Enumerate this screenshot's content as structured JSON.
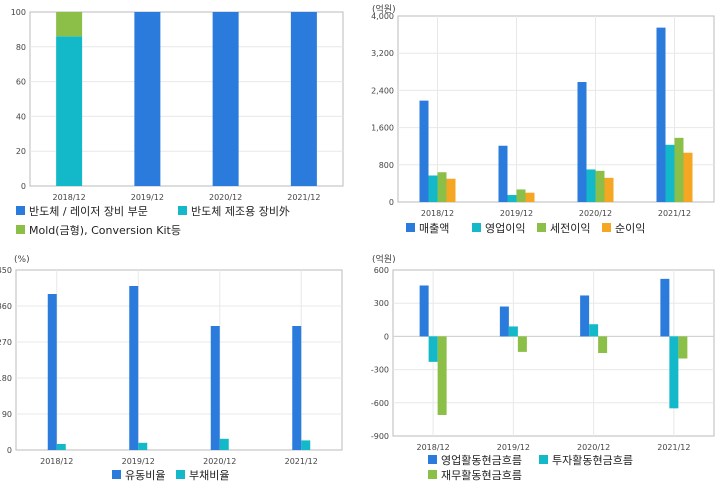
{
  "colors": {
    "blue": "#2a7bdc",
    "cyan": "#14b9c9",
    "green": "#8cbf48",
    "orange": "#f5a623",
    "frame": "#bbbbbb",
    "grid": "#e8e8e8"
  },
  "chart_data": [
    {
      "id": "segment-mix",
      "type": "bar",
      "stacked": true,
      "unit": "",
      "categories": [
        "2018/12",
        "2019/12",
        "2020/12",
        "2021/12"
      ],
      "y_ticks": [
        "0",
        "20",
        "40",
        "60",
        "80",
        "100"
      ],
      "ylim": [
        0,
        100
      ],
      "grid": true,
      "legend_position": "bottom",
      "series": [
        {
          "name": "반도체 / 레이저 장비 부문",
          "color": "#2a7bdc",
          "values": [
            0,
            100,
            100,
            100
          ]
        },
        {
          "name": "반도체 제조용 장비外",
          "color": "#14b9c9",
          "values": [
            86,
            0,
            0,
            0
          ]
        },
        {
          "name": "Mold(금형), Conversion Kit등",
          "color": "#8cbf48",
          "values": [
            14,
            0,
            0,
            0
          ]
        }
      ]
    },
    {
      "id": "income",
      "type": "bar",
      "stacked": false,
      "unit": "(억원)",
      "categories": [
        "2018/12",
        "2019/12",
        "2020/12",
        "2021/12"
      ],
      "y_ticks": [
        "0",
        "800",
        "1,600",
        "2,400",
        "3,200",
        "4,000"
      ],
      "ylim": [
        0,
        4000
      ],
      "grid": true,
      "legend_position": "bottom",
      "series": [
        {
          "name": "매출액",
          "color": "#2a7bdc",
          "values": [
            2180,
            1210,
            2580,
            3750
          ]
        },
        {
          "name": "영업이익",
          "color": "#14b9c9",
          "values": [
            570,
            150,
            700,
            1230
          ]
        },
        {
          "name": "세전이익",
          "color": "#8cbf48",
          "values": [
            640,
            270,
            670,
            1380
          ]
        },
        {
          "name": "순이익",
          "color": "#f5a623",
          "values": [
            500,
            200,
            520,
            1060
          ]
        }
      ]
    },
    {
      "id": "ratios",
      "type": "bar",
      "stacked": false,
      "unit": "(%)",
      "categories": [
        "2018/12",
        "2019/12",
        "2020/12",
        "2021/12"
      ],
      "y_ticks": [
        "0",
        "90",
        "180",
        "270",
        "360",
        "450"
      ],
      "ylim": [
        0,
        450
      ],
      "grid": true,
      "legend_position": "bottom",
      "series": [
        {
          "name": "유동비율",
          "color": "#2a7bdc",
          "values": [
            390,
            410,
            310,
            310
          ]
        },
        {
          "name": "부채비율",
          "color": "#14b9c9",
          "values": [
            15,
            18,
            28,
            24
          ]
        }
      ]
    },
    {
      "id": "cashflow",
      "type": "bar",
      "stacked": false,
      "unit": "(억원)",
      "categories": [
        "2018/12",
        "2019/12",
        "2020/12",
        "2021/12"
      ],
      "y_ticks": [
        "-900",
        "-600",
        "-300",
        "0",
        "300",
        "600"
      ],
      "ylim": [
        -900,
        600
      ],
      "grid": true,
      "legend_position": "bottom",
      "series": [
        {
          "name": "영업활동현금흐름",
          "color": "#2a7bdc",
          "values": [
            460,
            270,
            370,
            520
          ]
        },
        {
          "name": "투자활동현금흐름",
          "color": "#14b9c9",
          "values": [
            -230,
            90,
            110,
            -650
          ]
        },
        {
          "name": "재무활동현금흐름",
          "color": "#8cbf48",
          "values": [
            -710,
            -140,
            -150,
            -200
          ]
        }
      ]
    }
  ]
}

--

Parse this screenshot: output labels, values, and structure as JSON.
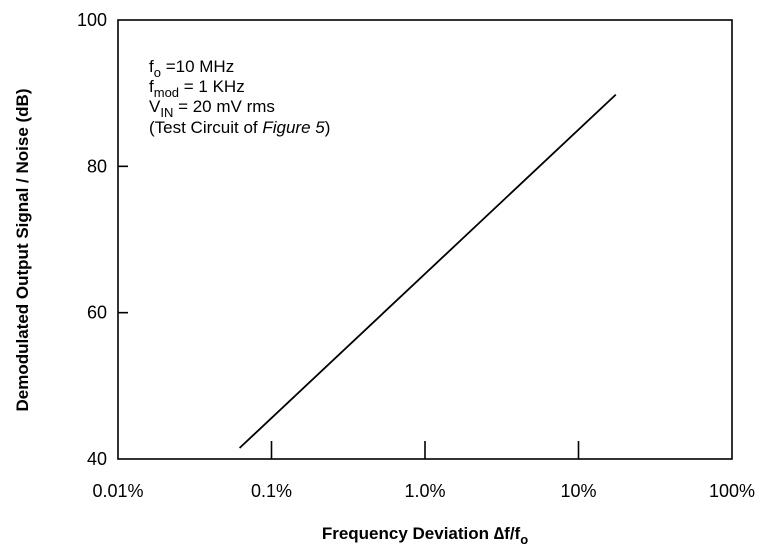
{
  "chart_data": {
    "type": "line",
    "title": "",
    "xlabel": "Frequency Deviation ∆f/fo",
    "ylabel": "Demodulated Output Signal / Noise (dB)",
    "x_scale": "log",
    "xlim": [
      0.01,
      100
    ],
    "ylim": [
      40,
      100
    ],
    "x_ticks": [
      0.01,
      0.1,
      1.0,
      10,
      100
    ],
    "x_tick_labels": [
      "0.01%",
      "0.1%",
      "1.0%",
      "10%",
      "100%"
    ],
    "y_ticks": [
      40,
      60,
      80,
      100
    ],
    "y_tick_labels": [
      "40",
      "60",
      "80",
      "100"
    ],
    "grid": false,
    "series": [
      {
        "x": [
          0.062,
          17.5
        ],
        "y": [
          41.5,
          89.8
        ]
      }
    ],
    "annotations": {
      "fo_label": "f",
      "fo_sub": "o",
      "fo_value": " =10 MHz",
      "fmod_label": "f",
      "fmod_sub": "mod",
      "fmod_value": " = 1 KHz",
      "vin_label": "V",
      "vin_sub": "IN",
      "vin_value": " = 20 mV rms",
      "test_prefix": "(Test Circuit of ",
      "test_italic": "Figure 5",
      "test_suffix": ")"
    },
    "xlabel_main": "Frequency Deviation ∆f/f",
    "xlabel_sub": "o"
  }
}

§ Short task
Report how many lines in the data include the word "Frequency", and give nothing but the count.

§ Expected output
2